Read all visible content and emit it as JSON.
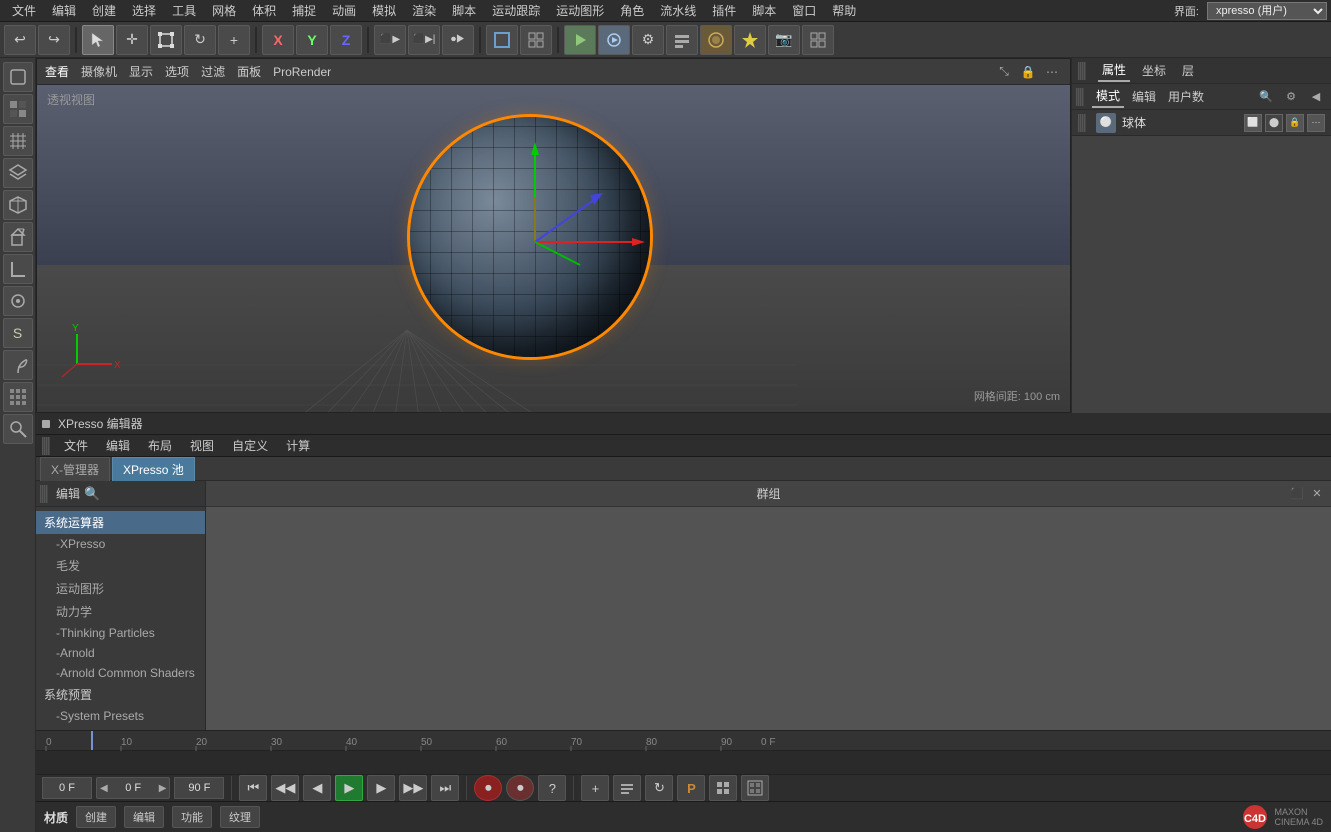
{
  "topmenu": {
    "items": [
      "文件",
      "编辑",
      "创建",
      "选择",
      "工具",
      "网格",
      "体积",
      "捕捉",
      "动画",
      "模拟",
      "渲染",
      "脚本",
      "运动跟踪",
      "运动图形",
      "角色",
      "流水线",
      "插件",
      "脚本",
      "窗口",
      "帮助"
    ],
    "interface_label": "界面:",
    "interface_value": "xpresso (用户)"
  },
  "toolbar": {
    "undo_label": "↩",
    "redo_label": "↪",
    "move_icon": "✛",
    "scale_icon": "⊞",
    "rotate_icon": "↻",
    "transform_icon": "+",
    "x_label": "X",
    "y_label": "Y",
    "z_label": "Z",
    "world_icon": "⊡",
    "view_icons": [
      "⬛",
      "⬜",
      "◧",
      "⊟",
      "⬡",
      "🔲"
    ]
  },
  "viewport": {
    "tabs": [
      "查看",
      "摄像机",
      "显示",
      "选项",
      "过滤",
      "面板",
      "ProRender"
    ],
    "label": "透视视图",
    "grid_distance": "网格间距: 100 cm",
    "axes": {
      "x": "X",
      "y": "Y",
      "z": "Z"
    }
  },
  "right_panel": {
    "tabs": [
      "属性",
      "坐标",
      "层"
    ],
    "sub_tabs": [
      "模式",
      "编辑",
      "用户数"
    ],
    "object_label": "球体"
  },
  "xpresso": {
    "title": "XPresso 编辑器",
    "menu_items": [
      "文件",
      "编辑",
      "布局",
      "视图",
      "自定义",
      "计算"
    ],
    "tabs": [
      "X-管理器",
      "XPresso 池"
    ],
    "active_tab": "XPresso 池",
    "node_group_label": "群组",
    "list_toolbar_label": "编辑",
    "list_items": [
      {
        "label": "系统运算器",
        "type": "category"
      },
      {
        "label": "-XPresso",
        "type": "subitem"
      },
      {
        "label": "毛发",
        "type": "subitem"
      },
      {
        "label": "运动图形",
        "type": "subitem"
      },
      {
        "label": "动力学",
        "type": "subitem"
      },
      {
        "label": "-Thinking Particles",
        "type": "subitem"
      },
      {
        "label": "-Arnold",
        "type": "subitem"
      },
      {
        "label": "-Arnold Common Shaders",
        "type": "subitem"
      },
      {
        "label": "系统预置",
        "type": "category"
      },
      {
        "label": "-System Presets",
        "type": "subitem"
      }
    ]
  },
  "timeline": {
    "markers": [
      "0",
      "10",
      "20",
      "30",
      "40",
      "50",
      "60",
      "70",
      "80",
      "90",
      "0 F"
    ],
    "current_frame": "0 F",
    "end_frame": "90 F"
  },
  "playback": {
    "start_frame": "0 F",
    "current_frame_input": "0 F",
    "end_frame": "90 F",
    "buttons": [
      "⏮",
      "◀◀",
      "◀",
      "▶",
      "▶▶",
      "⏭"
    ],
    "record_auto_label": "⏺",
    "play_label": "▶",
    "help_label": "?",
    "extra_icons": [
      "+",
      "⊡",
      "↻",
      "P",
      "⊞",
      "≡"
    ]
  },
  "materials": {
    "label": "材质",
    "buttons": [
      "创建",
      "编辑",
      "功能",
      "纹理"
    ]
  }
}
──────────────────────────────
__Requirement__: Set down the complete material exactly, but do not include the images.

__Task response__:
Read all visible content and emit it as JSON.
{
  "topmenu": {
    "items": [
      "文件",
      "编辑",
      "创建",
      "选择",
      "工具",
      "网格",
      "体积",
      "捕捉",
      "动画",
      "模拟",
      "渲染",
      "脚本",
      "运动跟踪",
      "运动图形",
      "角色",
      "流水线",
      "插件",
      "脚本",
      "窗口",
      "帮助"
    ],
    "interface_label": "界面:",
    "interface_value": "xpresso (用户)"
  },
  "toolbar": {
    "undo_label": "↩",
    "redo_label": "↪",
    "move_icon": "✛",
    "scale_icon": "⊞",
    "rotate_icon": "↻",
    "transform_icon": "+",
    "x_label": "X",
    "y_label": "Y",
    "z_label": "Z",
    "world_icon": "⊡",
    "view_icons": [
      "⬛",
      "⬜",
      "◧",
      "⊟",
      "⬡",
      "🔲"
    ]
  },
  "viewport": {
    "tabs": [
      "查看",
      "摄像机",
      "显示",
      "选项",
      "过滤",
      "面板",
      "ProRender"
    ],
    "label": "透视视图",
    "grid_distance": "网格间距: 100 cm",
    "axes": {
      "x": "X",
      "y": "Y",
      "z": "Z"
    }
  },
  "right_panel": {
    "tabs": [
      "属性",
      "坐标",
      "层"
    ],
    "sub_tabs": [
      "模式",
      "编辑",
      "用户数"
    ],
    "object_label": "球体"
  },
  "xpresso": {
    "title": "XPresso 编辑器",
    "menu_items": [
      "文件",
      "编辑",
      "布局",
      "视图",
      "自定义",
      "计算"
    ],
    "tabs": [
      "X-管理器",
      "XPresso 池"
    ],
    "active_tab": "XPresso 池",
    "node_group_label": "群组",
    "list_toolbar_label": "编辑",
    "list_items": [
      {
        "label": "系统运算器",
        "type": "category"
      },
      {
        "label": "-XPresso",
        "type": "subitem"
      },
      {
        "label": "毛发",
        "type": "subitem"
      },
      {
        "label": "运动图形",
        "type": "subitem"
      },
      {
        "label": "动力学",
        "type": "subitem"
      },
      {
        "label": "-Thinking Particles",
        "type": "subitem"
      },
      {
        "label": "-Arnold",
        "type": "subitem"
      },
      {
        "label": "-Arnold Common Shaders",
        "type": "subitem"
      },
      {
        "label": "系统预置",
        "type": "category"
      },
      {
        "label": "-System Presets",
        "type": "subitem"
      }
    ]
  },
  "timeline": {
    "markers": [
      "0",
      "10",
      "20",
      "30",
      "40",
      "50",
      "60",
      "70",
      "80",
      "90",
      "0 F"
    ],
    "current_frame": "0 F",
    "end_frame": "90 F"
  },
  "playback": {
    "start_frame": "0 F",
    "current_frame_input": "0 F",
    "end_frame": "90 F",
    "buttons": [
      "⏮",
      "◀◀",
      "◀",
      "▶",
      "▶▶",
      "⏭"
    ],
    "record_auto_label": "⏺",
    "play_label": "▶",
    "help_label": "?",
    "extra_icons": [
      "+",
      "⊡",
      "↻",
      "P",
      "⊞",
      "≡"
    ]
  },
  "materials": {
    "label": "材质",
    "buttons": [
      "创建",
      "编辑",
      "功能",
      "纹理"
    ]
  }
}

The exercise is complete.